### WORK TO BE COMPLETED
Please write out the material that follows, exactly as it stands.

### DATA SUPPLIED
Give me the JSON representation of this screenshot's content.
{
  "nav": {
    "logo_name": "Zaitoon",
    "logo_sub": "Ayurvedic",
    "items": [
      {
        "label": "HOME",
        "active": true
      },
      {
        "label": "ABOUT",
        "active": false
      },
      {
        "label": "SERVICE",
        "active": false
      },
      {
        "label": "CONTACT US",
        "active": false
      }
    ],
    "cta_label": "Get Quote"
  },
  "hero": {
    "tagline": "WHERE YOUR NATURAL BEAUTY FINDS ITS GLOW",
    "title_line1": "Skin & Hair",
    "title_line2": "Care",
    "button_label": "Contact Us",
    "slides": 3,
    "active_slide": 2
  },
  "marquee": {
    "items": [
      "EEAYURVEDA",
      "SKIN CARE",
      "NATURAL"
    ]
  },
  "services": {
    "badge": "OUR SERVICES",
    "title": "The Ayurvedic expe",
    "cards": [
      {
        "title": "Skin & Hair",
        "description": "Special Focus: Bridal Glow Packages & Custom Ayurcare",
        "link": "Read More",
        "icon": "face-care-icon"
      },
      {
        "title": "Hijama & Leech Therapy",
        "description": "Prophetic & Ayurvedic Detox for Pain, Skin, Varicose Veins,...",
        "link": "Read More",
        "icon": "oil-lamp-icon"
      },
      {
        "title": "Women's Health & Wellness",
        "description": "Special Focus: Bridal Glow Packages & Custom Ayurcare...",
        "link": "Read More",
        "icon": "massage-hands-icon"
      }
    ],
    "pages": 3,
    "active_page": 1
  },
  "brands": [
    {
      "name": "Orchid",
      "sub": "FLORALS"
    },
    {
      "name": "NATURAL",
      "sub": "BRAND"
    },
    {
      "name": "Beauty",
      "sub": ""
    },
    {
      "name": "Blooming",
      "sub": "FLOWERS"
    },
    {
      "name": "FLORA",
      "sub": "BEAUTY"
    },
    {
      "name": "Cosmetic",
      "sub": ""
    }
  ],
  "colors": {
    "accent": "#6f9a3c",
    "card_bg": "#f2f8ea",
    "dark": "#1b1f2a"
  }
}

### WRITTEN SOLUTION
Give me the JSON representation of this screenshot's content.
{
  "nav": {
    "logo_name": "Zaitoon",
    "logo_sub": "Ayurvedic",
    "items": [
      {
        "label": "HOME",
        "active": true
      },
      {
        "label": "ABOUT",
        "active": false
      },
      {
        "label": "SERVICE",
        "active": false
      },
      {
        "label": "CONTACT US",
        "active": false
      }
    ],
    "cta_label": "Get Quote"
  },
  "hero": {
    "tagline": "WHERE YOUR NATURAL BEAUTY FINDS ITS GLOW",
    "title_line1": "Skin & Hair",
    "title_line2": "Care",
    "button_label": "Contact Us",
    "slides": 3,
    "active_slide": 2
  },
  "marquee": {
    "items": [
      "EEAYURVEDA",
      "SKIN CARE",
      "NATURAL"
    ]
  },
  "services": {
    "badge": "OUR SERVICES",
    "title": "The Ayurvedic expe",
    "cards": [
      {
        "title": "Skin & Hair",
        "description": "Special Focus: Bridal Glow Packages & Custom Ayurcare",
        "link": "Read More",
        "icon": "face-care-icon"
      },
      {
        "title": "Hijama & Leech Therapy",
        "description": "Prophetic & Ayurvedic Detox for Pain, Skin, Varicose Veins,...",
        "link": "Read More",
        "icon": "oil-lamp-icon"
      },
      {
        "title": "Women's Health & Wellness",
        "description": "Special Focus: Bridal Glow Packages & Custom Ayurcare...",
        "link": "Read More",
        "icon": "massage-hands-icon"
      }
    ],
    "pages": 3,
    "active_page": 1
  },
  "brands": [
    {
      "name": "Orchid",
      "sub": "FLORALS"
    },
    {
      "name": "NATURAL",
      "sub": "BRAND"
    },
    {
      "name": "Beauty",
      "sub": ""
    },
    {
      "name": "Blooming",
      "sub": "FLOWERS"
    },
    {
      "name": "FLORA",
      "sub": "BEAUTY"
    },
    {
      "name": "Cosmetic",
      "sub": ""
    }
  ],
  "colors": {
    "accent": "#6f9a3c",
    "card_bg": "#f2f8ea",
    "dark": "#1b1f2a"
  }
}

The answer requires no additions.